(REQUEST): Find the string "wohl" in the entries and copy each line that has it.

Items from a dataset
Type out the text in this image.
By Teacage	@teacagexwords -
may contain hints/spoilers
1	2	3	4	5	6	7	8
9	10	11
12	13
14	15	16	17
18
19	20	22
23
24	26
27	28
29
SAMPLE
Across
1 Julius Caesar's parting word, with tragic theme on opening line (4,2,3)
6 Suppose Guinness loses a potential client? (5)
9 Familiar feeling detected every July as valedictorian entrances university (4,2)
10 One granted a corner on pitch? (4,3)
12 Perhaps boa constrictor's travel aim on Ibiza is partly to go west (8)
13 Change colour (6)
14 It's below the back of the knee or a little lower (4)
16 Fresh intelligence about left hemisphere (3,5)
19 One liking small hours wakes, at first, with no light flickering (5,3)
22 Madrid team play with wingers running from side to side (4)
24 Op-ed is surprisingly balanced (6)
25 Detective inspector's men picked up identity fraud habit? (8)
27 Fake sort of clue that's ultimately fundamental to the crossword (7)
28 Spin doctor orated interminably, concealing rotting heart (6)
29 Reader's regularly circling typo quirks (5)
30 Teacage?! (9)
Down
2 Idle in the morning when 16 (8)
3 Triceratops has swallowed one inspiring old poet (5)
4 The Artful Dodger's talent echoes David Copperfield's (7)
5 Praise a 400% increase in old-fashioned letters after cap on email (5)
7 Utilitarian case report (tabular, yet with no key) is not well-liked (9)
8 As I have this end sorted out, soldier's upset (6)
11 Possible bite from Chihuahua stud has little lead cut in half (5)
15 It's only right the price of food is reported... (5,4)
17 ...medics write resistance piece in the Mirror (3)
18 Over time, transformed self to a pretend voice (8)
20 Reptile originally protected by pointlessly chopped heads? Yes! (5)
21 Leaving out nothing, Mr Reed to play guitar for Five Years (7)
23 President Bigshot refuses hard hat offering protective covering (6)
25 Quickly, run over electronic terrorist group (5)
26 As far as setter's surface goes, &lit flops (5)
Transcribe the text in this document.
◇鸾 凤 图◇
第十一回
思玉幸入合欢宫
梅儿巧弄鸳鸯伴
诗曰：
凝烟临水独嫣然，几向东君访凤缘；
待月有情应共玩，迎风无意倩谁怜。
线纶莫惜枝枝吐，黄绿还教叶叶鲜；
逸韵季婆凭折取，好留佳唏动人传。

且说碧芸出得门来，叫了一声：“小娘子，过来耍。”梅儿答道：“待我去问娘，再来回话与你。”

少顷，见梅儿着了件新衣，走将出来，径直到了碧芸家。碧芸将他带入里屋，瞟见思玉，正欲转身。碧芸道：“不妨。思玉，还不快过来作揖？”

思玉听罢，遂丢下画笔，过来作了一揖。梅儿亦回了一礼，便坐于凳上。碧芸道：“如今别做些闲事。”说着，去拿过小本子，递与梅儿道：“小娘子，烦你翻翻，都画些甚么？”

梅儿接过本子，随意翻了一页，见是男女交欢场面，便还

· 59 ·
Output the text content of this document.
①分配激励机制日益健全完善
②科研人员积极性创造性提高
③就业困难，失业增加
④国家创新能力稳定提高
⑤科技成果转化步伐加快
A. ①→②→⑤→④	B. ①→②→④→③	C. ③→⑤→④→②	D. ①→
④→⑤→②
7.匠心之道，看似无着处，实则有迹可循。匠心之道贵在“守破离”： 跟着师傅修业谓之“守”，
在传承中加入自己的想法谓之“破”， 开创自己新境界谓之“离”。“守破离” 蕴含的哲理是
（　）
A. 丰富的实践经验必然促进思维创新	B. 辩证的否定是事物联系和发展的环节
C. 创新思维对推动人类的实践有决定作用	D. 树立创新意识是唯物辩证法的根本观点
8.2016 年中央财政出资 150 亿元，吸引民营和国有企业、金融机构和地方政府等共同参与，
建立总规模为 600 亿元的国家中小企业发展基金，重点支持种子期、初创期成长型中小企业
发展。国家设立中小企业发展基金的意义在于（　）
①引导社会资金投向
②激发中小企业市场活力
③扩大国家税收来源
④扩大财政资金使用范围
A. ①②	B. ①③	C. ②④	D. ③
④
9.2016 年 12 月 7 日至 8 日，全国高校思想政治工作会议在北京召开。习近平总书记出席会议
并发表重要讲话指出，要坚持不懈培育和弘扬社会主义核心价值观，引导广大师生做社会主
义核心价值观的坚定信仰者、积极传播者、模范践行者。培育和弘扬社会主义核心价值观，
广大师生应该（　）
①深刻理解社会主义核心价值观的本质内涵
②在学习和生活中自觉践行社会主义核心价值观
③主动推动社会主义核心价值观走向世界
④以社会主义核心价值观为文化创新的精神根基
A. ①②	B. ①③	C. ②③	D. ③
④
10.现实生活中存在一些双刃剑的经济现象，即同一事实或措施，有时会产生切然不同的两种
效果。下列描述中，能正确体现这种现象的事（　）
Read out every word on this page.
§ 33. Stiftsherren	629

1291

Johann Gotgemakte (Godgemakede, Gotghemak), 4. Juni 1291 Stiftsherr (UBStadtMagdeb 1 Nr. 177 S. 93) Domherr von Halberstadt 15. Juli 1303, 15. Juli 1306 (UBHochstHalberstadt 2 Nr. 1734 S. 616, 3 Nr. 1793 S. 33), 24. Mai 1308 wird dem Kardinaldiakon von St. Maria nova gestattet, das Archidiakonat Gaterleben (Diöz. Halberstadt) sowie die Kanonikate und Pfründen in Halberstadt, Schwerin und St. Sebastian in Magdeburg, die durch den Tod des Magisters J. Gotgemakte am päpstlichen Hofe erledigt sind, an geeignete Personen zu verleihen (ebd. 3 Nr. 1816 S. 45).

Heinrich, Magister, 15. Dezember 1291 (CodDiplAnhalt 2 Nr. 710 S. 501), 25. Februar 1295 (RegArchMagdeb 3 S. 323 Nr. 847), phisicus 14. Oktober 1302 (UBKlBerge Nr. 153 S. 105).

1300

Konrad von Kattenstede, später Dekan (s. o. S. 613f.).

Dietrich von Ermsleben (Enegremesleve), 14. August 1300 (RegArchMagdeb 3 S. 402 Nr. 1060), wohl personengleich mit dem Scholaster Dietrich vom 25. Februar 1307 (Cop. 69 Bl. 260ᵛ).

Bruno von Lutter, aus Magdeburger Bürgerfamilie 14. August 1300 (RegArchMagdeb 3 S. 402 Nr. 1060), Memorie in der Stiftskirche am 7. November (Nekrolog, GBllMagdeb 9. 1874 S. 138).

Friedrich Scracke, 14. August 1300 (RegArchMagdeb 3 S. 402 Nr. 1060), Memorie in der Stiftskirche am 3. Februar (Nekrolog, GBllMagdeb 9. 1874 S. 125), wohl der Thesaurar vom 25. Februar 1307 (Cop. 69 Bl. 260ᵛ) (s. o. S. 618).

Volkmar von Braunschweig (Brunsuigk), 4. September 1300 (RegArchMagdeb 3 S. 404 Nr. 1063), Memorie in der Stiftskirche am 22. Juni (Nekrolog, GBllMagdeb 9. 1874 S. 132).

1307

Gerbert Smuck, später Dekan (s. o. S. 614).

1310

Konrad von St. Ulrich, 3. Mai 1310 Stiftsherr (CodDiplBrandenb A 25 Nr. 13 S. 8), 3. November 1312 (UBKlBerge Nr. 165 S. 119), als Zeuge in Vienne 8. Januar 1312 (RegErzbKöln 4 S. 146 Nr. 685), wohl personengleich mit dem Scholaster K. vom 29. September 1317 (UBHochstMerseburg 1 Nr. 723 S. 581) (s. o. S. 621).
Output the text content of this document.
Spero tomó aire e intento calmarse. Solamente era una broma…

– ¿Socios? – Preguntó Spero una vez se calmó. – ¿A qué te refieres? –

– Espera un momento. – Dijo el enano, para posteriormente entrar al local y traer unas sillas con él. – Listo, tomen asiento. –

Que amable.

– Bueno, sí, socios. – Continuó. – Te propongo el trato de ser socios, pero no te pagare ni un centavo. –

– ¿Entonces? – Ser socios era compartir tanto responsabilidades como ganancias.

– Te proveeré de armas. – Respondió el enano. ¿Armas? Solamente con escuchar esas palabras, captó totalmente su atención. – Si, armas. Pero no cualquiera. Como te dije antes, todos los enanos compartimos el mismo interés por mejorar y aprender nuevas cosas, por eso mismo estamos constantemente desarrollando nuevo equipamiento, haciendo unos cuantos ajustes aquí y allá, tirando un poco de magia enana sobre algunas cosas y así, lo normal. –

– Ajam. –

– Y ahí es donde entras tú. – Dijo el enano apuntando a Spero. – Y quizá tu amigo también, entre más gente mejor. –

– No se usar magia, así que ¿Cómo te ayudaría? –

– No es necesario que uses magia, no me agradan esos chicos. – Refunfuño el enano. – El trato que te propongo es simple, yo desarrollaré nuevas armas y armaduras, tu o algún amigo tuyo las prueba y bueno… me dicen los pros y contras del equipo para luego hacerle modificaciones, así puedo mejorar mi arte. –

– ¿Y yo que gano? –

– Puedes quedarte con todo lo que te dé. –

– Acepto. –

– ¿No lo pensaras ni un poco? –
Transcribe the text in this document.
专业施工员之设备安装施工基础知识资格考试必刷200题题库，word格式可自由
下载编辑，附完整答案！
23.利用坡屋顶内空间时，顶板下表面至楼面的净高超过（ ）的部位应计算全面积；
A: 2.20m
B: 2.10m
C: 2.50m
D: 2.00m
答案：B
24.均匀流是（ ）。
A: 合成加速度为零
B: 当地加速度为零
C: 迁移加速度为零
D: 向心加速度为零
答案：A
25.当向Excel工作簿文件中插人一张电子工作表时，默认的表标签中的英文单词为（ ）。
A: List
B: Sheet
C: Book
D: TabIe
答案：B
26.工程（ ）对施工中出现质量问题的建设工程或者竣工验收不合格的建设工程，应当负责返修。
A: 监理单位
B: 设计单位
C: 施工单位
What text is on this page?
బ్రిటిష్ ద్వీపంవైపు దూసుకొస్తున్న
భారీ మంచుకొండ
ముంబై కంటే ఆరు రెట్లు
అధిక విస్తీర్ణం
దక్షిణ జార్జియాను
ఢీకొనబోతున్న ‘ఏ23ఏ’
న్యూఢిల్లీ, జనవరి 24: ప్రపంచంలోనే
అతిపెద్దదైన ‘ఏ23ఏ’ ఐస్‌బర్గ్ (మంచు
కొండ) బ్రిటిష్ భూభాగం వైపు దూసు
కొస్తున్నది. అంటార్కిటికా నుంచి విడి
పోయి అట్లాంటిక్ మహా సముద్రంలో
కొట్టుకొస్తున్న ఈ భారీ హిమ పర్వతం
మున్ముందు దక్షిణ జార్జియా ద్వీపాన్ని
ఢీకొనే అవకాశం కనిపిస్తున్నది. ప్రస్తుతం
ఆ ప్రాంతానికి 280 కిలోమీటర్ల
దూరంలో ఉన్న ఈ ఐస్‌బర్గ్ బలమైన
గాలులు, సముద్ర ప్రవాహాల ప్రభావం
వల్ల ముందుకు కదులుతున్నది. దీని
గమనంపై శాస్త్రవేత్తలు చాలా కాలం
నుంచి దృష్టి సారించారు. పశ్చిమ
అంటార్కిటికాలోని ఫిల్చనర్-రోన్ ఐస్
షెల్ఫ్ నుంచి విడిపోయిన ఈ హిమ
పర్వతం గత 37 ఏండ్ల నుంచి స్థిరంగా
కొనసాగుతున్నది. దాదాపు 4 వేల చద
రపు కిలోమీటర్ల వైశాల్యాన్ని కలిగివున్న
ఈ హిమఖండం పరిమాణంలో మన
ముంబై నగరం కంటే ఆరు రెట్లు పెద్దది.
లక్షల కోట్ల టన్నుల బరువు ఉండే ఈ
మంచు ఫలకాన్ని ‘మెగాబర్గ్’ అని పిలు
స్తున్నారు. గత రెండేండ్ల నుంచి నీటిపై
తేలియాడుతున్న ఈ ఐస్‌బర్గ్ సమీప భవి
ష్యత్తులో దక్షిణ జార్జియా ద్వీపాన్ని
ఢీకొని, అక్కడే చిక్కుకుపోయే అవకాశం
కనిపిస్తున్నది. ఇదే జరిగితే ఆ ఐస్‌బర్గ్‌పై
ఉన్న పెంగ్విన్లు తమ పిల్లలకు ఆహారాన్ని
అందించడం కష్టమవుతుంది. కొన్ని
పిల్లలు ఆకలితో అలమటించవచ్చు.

(COMPLETED EXERCISE):
Dietrich von Ermsleben (Enegremesleve), 14. August 1300 (RegArchMagdeb 3 S. 402 Nr. 1060), wohl personengleich mit dem Scholaster Dietrich vom 25. Februar 1307 (Cop. 69 Bl. 260ᵛ).
Friedrich Scracke, 14. August 1300 (RegArchMagdeb 3 S. 402 Nr. 1060), Memorie in der Stiftskirche am 3. Februar (Nekrolog, GBllMagdeb 9. 1874 S. 125), wohl der Thesaurar vom 25. Februar 1307 (Cop. 69 Bl. 260ᵛ) (s. o. S. 618).
Konrad von St. Ulrich, 3. Mai 1310 Stiftsherr (CodDiplBrandenb A 25 Nr. 13 S. 8), 3. November 1312 (UBKlBerge Nr. 165 S. 119), als Zeuge in Vienne 8. Januar 1312 (RegErzbKöln 4 S. 146 Nr. 685), wohl personengleich mit dem Scholaster K. vom 29. September 1317 (UBHochstMerseburg 1 Nr. 723 S. 581) (s. o. S. 621).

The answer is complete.